Your task is to give the data again, exactly, with every line intact.

[Begin Provided information]

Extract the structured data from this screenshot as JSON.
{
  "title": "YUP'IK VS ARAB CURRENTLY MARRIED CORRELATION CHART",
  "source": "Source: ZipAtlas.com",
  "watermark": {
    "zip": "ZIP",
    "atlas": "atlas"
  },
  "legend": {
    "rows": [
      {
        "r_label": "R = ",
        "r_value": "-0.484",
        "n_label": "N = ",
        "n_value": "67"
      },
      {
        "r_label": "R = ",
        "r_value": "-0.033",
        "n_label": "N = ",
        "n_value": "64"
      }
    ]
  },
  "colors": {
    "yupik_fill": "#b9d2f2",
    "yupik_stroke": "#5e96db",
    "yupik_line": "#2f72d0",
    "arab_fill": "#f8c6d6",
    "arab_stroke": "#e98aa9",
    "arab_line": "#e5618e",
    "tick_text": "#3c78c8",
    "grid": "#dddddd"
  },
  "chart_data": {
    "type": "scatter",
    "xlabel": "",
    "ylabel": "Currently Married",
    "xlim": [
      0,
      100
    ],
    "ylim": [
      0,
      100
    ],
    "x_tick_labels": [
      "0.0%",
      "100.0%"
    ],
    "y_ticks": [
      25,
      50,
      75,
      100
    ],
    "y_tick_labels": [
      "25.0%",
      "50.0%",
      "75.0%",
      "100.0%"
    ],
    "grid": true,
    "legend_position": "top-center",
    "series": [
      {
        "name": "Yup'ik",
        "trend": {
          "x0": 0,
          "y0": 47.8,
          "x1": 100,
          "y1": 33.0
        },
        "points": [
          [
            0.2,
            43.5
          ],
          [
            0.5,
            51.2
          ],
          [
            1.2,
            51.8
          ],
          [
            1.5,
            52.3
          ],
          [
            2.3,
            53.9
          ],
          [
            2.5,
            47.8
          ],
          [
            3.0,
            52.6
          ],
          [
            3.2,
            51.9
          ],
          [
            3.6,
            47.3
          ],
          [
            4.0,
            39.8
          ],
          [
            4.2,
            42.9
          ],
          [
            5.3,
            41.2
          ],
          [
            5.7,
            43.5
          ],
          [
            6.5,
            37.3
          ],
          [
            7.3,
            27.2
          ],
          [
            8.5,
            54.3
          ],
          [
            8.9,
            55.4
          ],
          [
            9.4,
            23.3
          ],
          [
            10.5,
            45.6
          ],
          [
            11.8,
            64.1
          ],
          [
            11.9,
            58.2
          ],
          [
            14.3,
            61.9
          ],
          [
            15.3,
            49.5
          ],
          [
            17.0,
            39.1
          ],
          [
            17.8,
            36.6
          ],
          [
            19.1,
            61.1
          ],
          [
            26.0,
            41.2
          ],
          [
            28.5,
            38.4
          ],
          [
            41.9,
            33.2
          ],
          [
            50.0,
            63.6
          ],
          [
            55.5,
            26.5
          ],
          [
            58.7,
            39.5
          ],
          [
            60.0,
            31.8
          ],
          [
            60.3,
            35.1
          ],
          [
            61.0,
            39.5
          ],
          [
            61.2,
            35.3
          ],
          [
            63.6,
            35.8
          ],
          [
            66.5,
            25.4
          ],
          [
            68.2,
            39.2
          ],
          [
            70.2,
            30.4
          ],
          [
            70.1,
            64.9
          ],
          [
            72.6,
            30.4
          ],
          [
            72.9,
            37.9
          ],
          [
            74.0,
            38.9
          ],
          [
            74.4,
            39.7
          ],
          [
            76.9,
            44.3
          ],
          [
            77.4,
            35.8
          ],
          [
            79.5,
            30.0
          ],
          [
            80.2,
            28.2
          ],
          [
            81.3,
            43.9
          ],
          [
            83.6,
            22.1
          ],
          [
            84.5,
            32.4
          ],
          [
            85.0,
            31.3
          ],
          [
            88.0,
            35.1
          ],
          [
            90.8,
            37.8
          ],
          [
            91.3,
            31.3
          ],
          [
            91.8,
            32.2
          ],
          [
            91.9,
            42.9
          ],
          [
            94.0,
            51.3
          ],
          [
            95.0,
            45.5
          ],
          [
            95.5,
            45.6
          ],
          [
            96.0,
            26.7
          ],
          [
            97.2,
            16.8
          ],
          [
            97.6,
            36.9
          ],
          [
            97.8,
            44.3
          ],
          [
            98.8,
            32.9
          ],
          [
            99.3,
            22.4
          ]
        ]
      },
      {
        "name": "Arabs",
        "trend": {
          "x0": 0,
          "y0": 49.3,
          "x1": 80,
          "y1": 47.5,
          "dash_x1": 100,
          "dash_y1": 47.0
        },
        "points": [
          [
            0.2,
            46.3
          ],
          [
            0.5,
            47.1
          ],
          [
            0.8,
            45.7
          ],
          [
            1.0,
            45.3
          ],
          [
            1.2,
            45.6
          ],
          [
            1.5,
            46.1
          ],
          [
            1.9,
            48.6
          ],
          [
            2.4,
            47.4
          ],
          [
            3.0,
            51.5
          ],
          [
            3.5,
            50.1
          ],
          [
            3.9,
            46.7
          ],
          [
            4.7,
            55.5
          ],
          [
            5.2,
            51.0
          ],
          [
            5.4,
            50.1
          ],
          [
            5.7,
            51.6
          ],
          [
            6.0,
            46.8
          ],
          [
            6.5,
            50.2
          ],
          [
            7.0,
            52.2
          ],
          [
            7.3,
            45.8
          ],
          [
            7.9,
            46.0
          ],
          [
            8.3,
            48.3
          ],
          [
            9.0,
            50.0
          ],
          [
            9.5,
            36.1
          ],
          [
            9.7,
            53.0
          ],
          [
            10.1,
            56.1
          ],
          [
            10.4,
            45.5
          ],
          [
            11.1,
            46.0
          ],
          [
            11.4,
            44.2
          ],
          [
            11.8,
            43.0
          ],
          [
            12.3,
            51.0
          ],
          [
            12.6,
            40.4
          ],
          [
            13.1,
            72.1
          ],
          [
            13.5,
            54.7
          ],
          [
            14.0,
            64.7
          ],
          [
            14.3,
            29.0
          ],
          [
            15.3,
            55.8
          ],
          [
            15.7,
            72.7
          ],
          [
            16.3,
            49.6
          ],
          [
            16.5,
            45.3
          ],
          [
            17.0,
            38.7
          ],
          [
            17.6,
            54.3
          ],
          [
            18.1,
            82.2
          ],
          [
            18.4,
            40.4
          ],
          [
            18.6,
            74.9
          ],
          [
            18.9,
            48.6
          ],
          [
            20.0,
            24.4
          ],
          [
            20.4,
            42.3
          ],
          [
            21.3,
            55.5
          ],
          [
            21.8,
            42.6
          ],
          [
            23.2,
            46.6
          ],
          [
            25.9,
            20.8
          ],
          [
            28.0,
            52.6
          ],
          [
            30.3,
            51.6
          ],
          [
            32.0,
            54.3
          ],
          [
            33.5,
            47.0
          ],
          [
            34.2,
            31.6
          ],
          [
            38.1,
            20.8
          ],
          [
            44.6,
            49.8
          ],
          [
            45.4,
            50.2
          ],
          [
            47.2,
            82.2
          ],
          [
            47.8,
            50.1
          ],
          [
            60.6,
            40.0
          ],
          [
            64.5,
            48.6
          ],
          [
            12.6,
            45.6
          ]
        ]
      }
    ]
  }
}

[End Provided information]

**Task answer:**
Extract the structured data from this screenshot as JSON.
{
  "title": "YUP'IK VS ARAB CURRENTLY MARRIED CORRELATION CHART",
  "source": "Source: ZipAtlas.com",
  "watermark": {
    "zip": "ZIP",
    "atlas": "atlas"
  },
  "legend": {
    "rows": [
      {
        "r_label": "R = ",
        "r_value": "-0.484",
        "n_label": "N = ",
        "n_value": "67"
      },
      {
        "r_label": "R = ",
        "r_value": "-0.033",
        "n_label": "N = ",
        "n_value": "64"
      }
    ]
  },
  "colors": {
    "yupik_fill": "#b9d2f2",
    "yupik_stroke": "#5e96db",
    "yupik_line": "#2f72d0",
    "arab_fill": "#f8c6d6",
    "arab_stroke": "#e98aa9",
    "arab_line": "#e5618e",
    "tick_text": "#3c78c8",
    "grid": "#dddddd"
  },
  "chart_data": {
    "type": "scatter",
    "xlabel": "",
    "ylabel": "Currently Married",
    "xlim": [
      0,
      100
    ],
    "ylim": [
      0,
      100
    ],
    "x_tick_labels": [
      "0.0%",
      "100.0%"
    ],
    "y_ticks": [
      25,
      50,
      75,
      100
    ],
    "y_tick_labels": [
      "25.0%",
      "50.0%",
      "75.0%",
      "100.0%"
    ],
    "grid": true,
    "legend_position": "top-center",
    "series": [
      {
        "name": "Yup'ik",
        "trend": {
          "x0": 0,
          "y0": 47.8,
          "x1": 100,
          "y1": 33.0
        },
        "points": [
          [
            0.2,
            43.5
          ],
          [
            0.5,
            51.2
          ],
          [
            1.2,
            51.8
          ],
          [
            1.5,
            52.3
          ],
          [
            2.3,
            53.9
          ],
          [
            2.5,
            47.8
          ],
          [
            3.0,
            52.6
          ],
          [
            3.2,
            51.9
          ],
          [
            3.6,
            47.3
          ],
          [
            4.0,
            39.8
          ],
          [
            4.2,
            42.9
          ],
          [
            5.3,
            41.2
          ],
          [
            5.7,
            43.5
          ],
          [
            6.5,
            37.3
          ],
          [
            7.3,
            27.2
          ],
          [
            8.5,
            54.3
          ],
          [
            8.9,
            55.4
          ],
          [
            9.4,
            23.3
          ],
          [
            10.5,
            45.6
          ],
          [
            11.8,
            64.1
          ],
          [
            11.9,
            58.2
          ],
          [
            14.3,
            61.9
          ],
          [
            15.3,
            49.5
          ],
          [
            17.0,
            39.1
          ],
          [
            17.8,
            36.6
          ],
          [
            19.1,
            61.1
          ],
          [
            26.0,
            41.2
          ],
          [
            28.5,
            38.4
          ],
          [
            41.9,
            33.2
          ],
          [
            50.0,
            63.6
          ],
          [
            55.5,
            26.5
          ],
          [
            58.7,
            39.5
          ],
          [
            60.0,
            31.8
          ],
          [
            60.3,
            35.1
          ],
          [
            61.0,
            39.5
          ],
          [
            61.2,
            35.3
          ],
          [
            63.6,
            35.8
          ],
          [
            66.5,
            25.4
          ],
          [
            68.2,
            39.2
          ],
          [
            70.2,
            30.4
          ],
          [
            70.1,
            64.9
          ],
          [
            72.6,
            30.4
          ],
          [
            72.9,
            37.9
          ],
          [
            74.0,
            38.9
          ],
          [
            74.4,
            39.7
          ],
          [
            76.9,
            44.3
          ],
          [
            77.4,
            35.8
          ],
          [
            79.5,
            30.0
          ],
          [
            80.2,
            28.2
          ],
          [
            81.3,
            43.9
          ],
          [
            83.6,
            22.1
          ],
          [
            84.5,
            32.4
          ],
          [
            85.0,
            31.3
          ],
          [
            88.0,
            35.1
          ],
          [
            90.8,
            37.8
          ],
          [
            91.3,
            31.3
          ],
          [
            91.8,
            32.2
          ],
          [
            91.9,
            42.9
          ],
          [
            94.0,
            51.3
          ],
          [
            95.0,
            45.5
          ],
          [
            95.5,
            45.6
          ],
          [
            96.0,
            26.7
          ],
          [
            97.2,
            16.8
          ],
          [
            97.6,
            36.9
          ],
          [
            97.8,
            44.3
          ],
          [
            98.8,
            32.9
          ],
          [
            99.3,
            22.4
          ]
        ]
      },
      {
        "name": "Arabs",
        "trend": {
          "x0": 0,
          "y0": 49.3,
          "x1": 80,
          "y1": 47.5,
          "dash_x1": 100,
          "dash_y1": 47.0
        },
        "points": [
          [
            0.2,
            46.3
          ],
          [
            0.5,
            47.1
          ],
          [
            0.8,
            45.7
          ],
          [
            1.0,
            45.3
          ],
          [
            1.2,
            45.6
          ],
          [
            1.5,
            46.1
          ],
          [
            1.9,
            48.6
          ],
          [
            2.4,
            47.4
          ],
          [
            3.0,
            51.5
          ],
          [
            3.5,
            50.1
          ],
          [
            3.9,
            46.7
          ],
          [
            4.7,
            55.5
          ],
          [
            5.2,
            51.0
          ],
          [
            5.4,
            50.1
          ],
          [
            5.7,
            51.6
          ],
          [
            6.0,
            46.8
          ],
          [
            6.5,
            50.2
          ],
          [
            7.0,
            52.2
          ],
          [
            7.3,
            45.8
          ],
          [
            7.9,
            46.0
          ],
          [
            8.3,
            48.3
          ],
          [
            9.0,
            50.0
          ],
          [
            9.5,
            36.1
          ],
          [
            9.7,
            53.0
          ],
          [
            10.1,
            56.1
          ],
          [
            10.4,
            45.5
          ],
          [
            11.1,
            46.0
          ],
          [
            11.4,
            44.2
          ],
          [
            11.8,
            43.0
          ],
          [
            12.3,
            51.0
          ],
          [
            12.6,
            40.4
          ],
          [
            13.1,
            72.1
          ],
          [
            13.5,
            54.7
          ],
          [
            14.0,
            64.7
          ],
          [
            14.3,
            29.0
          ],
          [
            15.3,
            55.8
          ],
          [
            15.7,
            72.7
          ],
          [
            16.3,
            49.6
          ],
          [
            16.5,
            45.3
          ],
          [
            17.0,
            38.7
          ],
          [
            17.6,
            54.3
          ],
          [
            18.1,
            82.2
          ],
          [
            18.4,
            40.4
          ],
          [
            18.6,
            74.9
          ],
          [
            18.9,
            48.6
          ],
          [
            20.0,
            24.4
          ],
          [
            20.4,
            42.3
          ],
          [
            21.3,
            55.5
          ],
          [
            21.8,
            42.6
          ],
          [
            23.2,
            46.6
          ],
          [
            25.9,
            20.8
          ],
          [
            28.0,
            52.6
          ],
          [
            30.3,
            51.6
          ],
          [
            32.0,
            54.3
          ],
          [
            33.5,
            47.0
          ],
          [
            34.2,
            31.6
          ],
          [
            38.1,
            20.8
          ],
          [
            44.6,
            49.8
          ],
          [
            45.4,
            50.2
          ],
          [
            47.2,
            82.2
          ],
          [
            47.8,
            50.1
          ],
          [
            60.6,
            40.0
          ],
          [
            64.5,
            48.6
          ],
          [
            12.6,
            45.6
          ]
        ]
      }
    ]
  }
}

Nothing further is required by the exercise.